+++ SEÇÃO DE DADOS +++

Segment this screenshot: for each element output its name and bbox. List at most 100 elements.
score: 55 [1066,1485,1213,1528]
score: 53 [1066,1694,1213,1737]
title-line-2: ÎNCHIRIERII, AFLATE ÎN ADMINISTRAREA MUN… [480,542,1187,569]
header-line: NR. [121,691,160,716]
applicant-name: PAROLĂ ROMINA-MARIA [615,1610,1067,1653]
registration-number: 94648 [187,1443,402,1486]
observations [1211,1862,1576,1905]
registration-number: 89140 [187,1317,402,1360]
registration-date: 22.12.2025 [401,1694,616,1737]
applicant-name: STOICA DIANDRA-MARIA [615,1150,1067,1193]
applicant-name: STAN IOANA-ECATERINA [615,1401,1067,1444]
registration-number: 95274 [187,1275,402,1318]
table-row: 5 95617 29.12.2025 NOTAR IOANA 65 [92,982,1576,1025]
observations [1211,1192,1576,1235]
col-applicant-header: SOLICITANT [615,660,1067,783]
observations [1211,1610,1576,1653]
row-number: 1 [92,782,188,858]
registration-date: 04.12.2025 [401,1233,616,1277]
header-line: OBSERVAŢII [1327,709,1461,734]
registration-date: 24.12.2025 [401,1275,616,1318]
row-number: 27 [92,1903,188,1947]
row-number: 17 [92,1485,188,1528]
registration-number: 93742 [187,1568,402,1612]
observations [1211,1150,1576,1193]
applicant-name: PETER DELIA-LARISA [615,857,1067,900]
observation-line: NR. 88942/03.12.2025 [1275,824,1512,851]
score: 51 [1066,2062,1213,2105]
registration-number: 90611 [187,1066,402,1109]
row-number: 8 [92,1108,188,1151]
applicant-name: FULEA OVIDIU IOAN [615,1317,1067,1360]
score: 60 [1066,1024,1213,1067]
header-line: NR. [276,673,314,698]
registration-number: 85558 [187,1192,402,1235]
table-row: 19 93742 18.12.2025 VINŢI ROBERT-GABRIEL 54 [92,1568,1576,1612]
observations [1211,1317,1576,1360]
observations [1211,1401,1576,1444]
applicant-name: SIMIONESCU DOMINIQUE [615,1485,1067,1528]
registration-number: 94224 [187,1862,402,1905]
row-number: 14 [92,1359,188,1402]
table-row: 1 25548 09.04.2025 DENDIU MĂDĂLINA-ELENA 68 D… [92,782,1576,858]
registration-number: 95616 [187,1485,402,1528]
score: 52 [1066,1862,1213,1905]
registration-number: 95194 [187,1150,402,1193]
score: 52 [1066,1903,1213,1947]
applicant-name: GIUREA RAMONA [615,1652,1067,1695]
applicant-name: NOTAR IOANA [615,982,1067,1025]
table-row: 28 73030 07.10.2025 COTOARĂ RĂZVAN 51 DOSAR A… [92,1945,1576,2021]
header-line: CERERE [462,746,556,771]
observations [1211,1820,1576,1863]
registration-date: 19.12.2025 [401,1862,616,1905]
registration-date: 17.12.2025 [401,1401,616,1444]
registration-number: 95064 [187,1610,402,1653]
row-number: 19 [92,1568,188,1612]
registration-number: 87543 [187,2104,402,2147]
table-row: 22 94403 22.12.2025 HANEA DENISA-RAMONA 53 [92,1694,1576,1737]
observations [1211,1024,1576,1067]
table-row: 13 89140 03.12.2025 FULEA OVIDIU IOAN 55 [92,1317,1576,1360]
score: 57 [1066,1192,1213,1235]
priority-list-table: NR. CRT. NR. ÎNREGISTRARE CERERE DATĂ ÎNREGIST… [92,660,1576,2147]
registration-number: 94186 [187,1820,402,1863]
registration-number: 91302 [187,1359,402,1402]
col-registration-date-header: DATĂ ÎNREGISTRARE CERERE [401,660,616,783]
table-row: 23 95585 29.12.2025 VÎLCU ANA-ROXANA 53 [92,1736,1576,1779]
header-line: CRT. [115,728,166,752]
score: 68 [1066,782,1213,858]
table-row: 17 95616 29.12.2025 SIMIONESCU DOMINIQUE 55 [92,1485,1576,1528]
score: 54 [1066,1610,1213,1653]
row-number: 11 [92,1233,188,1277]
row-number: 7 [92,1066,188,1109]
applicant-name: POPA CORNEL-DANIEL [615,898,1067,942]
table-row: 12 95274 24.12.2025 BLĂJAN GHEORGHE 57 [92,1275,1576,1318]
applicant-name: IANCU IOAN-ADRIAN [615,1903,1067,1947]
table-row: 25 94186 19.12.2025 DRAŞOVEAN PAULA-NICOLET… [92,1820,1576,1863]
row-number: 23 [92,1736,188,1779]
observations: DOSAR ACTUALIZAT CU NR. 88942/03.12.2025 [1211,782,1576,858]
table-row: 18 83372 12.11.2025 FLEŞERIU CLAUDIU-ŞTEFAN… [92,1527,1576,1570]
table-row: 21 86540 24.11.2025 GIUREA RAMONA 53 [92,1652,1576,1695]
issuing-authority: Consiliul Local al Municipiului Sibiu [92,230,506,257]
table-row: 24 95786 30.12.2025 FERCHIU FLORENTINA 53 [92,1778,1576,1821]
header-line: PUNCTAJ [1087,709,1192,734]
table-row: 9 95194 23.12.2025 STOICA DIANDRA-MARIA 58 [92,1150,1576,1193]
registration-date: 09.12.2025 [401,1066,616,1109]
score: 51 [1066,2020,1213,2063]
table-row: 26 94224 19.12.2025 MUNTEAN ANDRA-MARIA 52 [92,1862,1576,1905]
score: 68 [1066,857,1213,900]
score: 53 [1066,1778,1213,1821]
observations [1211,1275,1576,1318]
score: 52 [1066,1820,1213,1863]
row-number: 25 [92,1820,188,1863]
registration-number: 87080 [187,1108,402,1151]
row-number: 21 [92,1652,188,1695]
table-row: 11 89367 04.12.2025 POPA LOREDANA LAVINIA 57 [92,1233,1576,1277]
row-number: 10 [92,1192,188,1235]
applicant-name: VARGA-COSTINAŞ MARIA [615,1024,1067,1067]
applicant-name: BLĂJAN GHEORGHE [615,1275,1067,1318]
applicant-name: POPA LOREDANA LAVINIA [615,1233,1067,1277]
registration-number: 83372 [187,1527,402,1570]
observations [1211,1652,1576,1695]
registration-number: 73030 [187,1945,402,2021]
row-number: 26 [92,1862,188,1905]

+++

INSTRUÇÕES A SEGUIR.
Reproduza todas as linhas dos dados acima, na mesma ordem e sem nenhuma alteração.

RESPOSTA CORRETA.
Segment this screenshot: for each element output its name and bbox. List at most 100 elements.
score: 55 [1066,1485,1213,1528]
score: 53 [1066,1694,1213,1737]
title-line-2: ÎNCHIRIERII, AFLATE ÎN ADMINISTRAREA MUN… [480,542,1187,569]
header-line: NR. [121,691,160,716]
applicant-name: PAROLĂ ROMINA-MARIA [615,1610,1067,1653]
registration-number: 94648 [187,1443,402,1486]
observations [1211,1862,1576,1905]
registration-number: 89140 [187,1317,402,1360]
registration-date: 22.12.2025 [401,1694,616,1737]
applicant-name: STOICA DIANDRA-MARIA [615,1150,1067,1193]
applicant-name: STAN IOANA-ECATERINA [615,1401,1067,1444]
registration-number: 95274 [187,1275,402,1318]
table-row: 5 95617 29.12.2025 NOTAR IOANA 65 [92,982,1576,1025]
observations [1211,1192,1576,1235]
col-applicant-header: SOLICITANT [615,660,1067,783]
observations [1211,1610,1576,1653]
row-number: 1 [92,782,188,858]
registration-date: 04.12.2025 [401,1233,616,1277]
header-line: OBSERVAŢII [1327,709,1461,734]
registration-date: 24.12.2025 [401,1275,616,1318]
row-number: 27 [92,1903,188,1947]
row-number: 17 [92,1485,188,1528]
registration-number: 93742 [187,1568,402,1612]
observations [1211,1150,1576,1193]
applicant-name: PETER DELIA-LARISA [615,857,1067,900]
observation-line: NR. 88942/03.12.2025 [1275,824,1512,851]
score: 51 [1066,2062,1213,2105]
registration-number: 90611 [187,1066,402,1109]
row-number: 8 [92,1108,188,1151]
applicant-name: FULEA OVIDIU IOAN [615,1317,1067,1360]
score: 60 [1066,1024,1213,1067]
header-line: NR. [276,673,314,698]
registration-number: 85558 [187,1192,402,1235]
table-row: 19 93742 18.12.2025 VINŢI ROBERT-GABRIEL 54 [92,1568,1576,1612]
observations [1211,1317,1576,1360]
observations [1211,1401,1576,1444]
applicant-name: SIMIONESCU DOMINIQUE [615,1485,1067,1528]
registration-number: 94224 [187,1862,402,1905]
row-number: 14 [92,1359,188,1402]
table-row: 1 25548 09.04.2025 DENDIU MĂDĂLINA-ELENA 68 D… [92,782,1576,858]
registration-number: 95616 [187,1485,402,1528]
score: 52 [1066,1862,1213,1905]
registration-number: 95194 [187,1150,402,1193]
score: 52 [1066,1903,1213,1947]
applicant-name: GIUREA RAMONA [615,1652,1067,1695]
applicant-name: NOTAR IOANA [615,982,1067,1025]
table-row: 28 73030 07.10.2025 COTOARĂ RĂZVAN 51 DOSAR A… [92,1945,1576,2021]
header-line: CERERE [462,746,556,771]
observations [1211,1820,1576,1863]
registration-date: 19.12.2025 [401,1862,616,1905]
registration-date: 17.12.2025 [401,1401,616,1444]
registration-number: 95064 [187,1610,402,1653]
row-number: 19 [92,1568,188,1612]
registration-number: 87543 [187,2104,402,2147]
table-row: 22 94403 22.12.2025 HANEA DENISA-RAMONA 53 [92,1694,1576,1737]
observations [1211,1024,1576,1067]
table-row: 13 89140 03.12.2025 FULEA OVIDIU IOAN 55 [92,1317,1576,1360]
score: 57 [1066,1192,1213,1235]
priority-list-table: NR. CRT. NR. ÎNREGISTRARE CERERE DATĂ ÎNREGIST… [92,660,1576,2147]
registration-number: 94186 [187,1820,402,1863]
registration-number: 91302 [187,1359,402,1402]
col-registration-date-header: DATĂ ÎNREGISTRARE CERERE [401,660,616,783]
table-row: 23 95585 29.12.2025 VÎLCU ANA-ROXANA 53 [92,1736,1576,1779]
header-line: CRT. [115,728,166,752]
score: 68 [1066,782,1213,858]
table-row: 17 95616 29.12.2025 SIMIONESCU DOMINIQUE 55 [92,1485,1576,1528]
score: 54 [1066,1610,1213,1653]
row-number: 11 [92,1233,188,1277]
row-number: 7 [92,1066,188,1109]
applicant-name: POPA CORNEL-DANIEL [615,898,1067,942]
table-row: 12 95274 24.12.2025 BLĂJAN GHEORGHE 57 [92,1275,1576,1318]
applicant-name: IANCU IOAN-ADRIAN [615,1903,1067,1947]
table-row: 25 94186 19.12.2025 DRAŞOVEAN PAULA-NICOLET… [92,1820,1576,1863]
row-number: 23 [92,1736,188,1779]
observations: DOSAR ACTUALIZAT CU NR. 88942/03.12.2025 [1211,782,1576,858]
table-row: 18 83372 12.11.2025 FLEŞERIU CLAUDIU-ŞTEFAN… [92,1527,1576,1570]
table-row: 21 86540 24.11.2025 GIUREA RAMONA 53 [92,1652,1576,1695]
issuing-authority: Consiliul Local al Municipiului Sibiu [92,230,506,257]
table-row: 24 95786 30.12.2025 FERCHIU FLORENTINA 53 [92,1778,1576,1821]
header-line: PUNCTAJ [1087,709,1192,734]
table-row: 9 95194 23.12.2025 STOICA DIANDRA-MARIA 58 [92,1150,1576,1193]
registration-date: 09.12.2025 [401,1066,616,1109]
score: 51 [1066,2020,1213,2063]
table-row: 26 94224 19.12.2025 MUNTEAN ANDRA-MARIA 52 [92,1862,1576,1905]
score: 68 [1066,857,1213,900]
score: 53 [1066,1778,1213,1821]
observations [1211,1275,1576,1318]
score: 52 [1066,1820,1213,1863]
row-number: 25 [92,1820,188,1863]
registration-number: 87080 [187,1108,402,1151]
row-number: 21 [92,1652,188,1695]
table-row: 11 89367 04.12.2025 POPA LOREDANA LAVINIA 57 [92,1233,1576,1277]
row-number: 10 [92,1192,188,1235]
applicant-name: VARGA-COSTINAŞ MARIA [615,1024,1067,1067]
applicant-name: BLĂJAN GHEORGHE [615,1275,1067,1318]
applicant-name: POPA LOREDANA LAVINIA [615,1233,1067,1277]
registration-number: 83372 [187,1527,402,1570]
observations [1211,1652,1576,1695]
registration-number: 73030 [187,1945,402,2021]
row-number: 26 [92,1862,188,1905]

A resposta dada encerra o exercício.